[WHAT IS ASKED] Write out all the material exactly. Leave nothing out.

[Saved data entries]
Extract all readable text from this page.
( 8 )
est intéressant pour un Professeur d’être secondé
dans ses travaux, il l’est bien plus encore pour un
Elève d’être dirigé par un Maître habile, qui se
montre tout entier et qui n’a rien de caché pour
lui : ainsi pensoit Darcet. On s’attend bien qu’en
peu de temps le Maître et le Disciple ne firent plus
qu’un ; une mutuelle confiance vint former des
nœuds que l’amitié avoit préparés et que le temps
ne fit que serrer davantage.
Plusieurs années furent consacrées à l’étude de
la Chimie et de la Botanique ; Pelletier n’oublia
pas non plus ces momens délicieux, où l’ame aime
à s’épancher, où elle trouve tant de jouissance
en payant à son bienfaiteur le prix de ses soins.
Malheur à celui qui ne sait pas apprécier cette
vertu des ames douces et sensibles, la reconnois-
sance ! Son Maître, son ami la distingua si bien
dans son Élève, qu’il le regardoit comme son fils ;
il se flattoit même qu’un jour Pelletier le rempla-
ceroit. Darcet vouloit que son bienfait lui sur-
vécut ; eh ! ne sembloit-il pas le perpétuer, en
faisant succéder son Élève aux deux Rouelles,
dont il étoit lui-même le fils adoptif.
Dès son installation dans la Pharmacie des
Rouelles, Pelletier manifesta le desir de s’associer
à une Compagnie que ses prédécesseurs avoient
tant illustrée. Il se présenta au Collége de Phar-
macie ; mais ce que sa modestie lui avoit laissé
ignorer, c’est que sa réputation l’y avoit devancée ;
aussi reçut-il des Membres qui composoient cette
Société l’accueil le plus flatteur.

[TASK ANSWER]
Extract all readable text from this page.
( 8 )
est intéressant pour un Professeur d’être secondé
dans ses travaux, il l’est bien plus encore pour un
Elève d’être dirigé par un Maître habile, qui se
montre tout entier et qui n’a rien de caché pour
lui : ainsi pensoit Darcet. On s’attend bien qu’en
peu de temps le Maître et le Disciple ne firent plus
qu’un ; une mutuelle confiance vint former des
nœuds que l’amitié avoit préparés et que le temps
ne fit que serrer davantage.
Plusieurs années furent consacrées à l’étude de
la Chimie et de la Botanique ; Pelletier n’oublia
pas non plus ces momens délicieux, où l’ame aime
à s’épancher, où elle trouve tant de jouissance
en payant à son bienfaiteur le prix de ses soins.
Malheur à celui qui ne sait pas apprécier cette
vertu des ames douces et sensibles, la reconnois-
sance ! Son Maître, son ami la distingua si bien
dans son Élève, qu’il le regardoit comme son fils ;
il se flattoit même qu’un jour Pelletier le rempla-
ceroit. Darcet vouloit que son bienfait lui sur-
vécut ; eh ! ne sembloit-il pas le perpétuer, en
faisant succéder son Élève aux deux Rouelles,
dont il étoit lui-même le fils adoptif.
Dès son installation dans la Pharmacie des
Rouelles, Pelletier manifesta le desir de s’associer
à une Compagnie que ses prédécesseurs avoient
tant illustrée. Il se présenta au Collége de Phar-
macie ; mais ce que sa modestie lui avoit laissé
ignorer, c’est que sa réputation l’y avoit devancée ;
aussi reçut-il des Membres qui composoient cette
Société l’accueil le plus flatteur.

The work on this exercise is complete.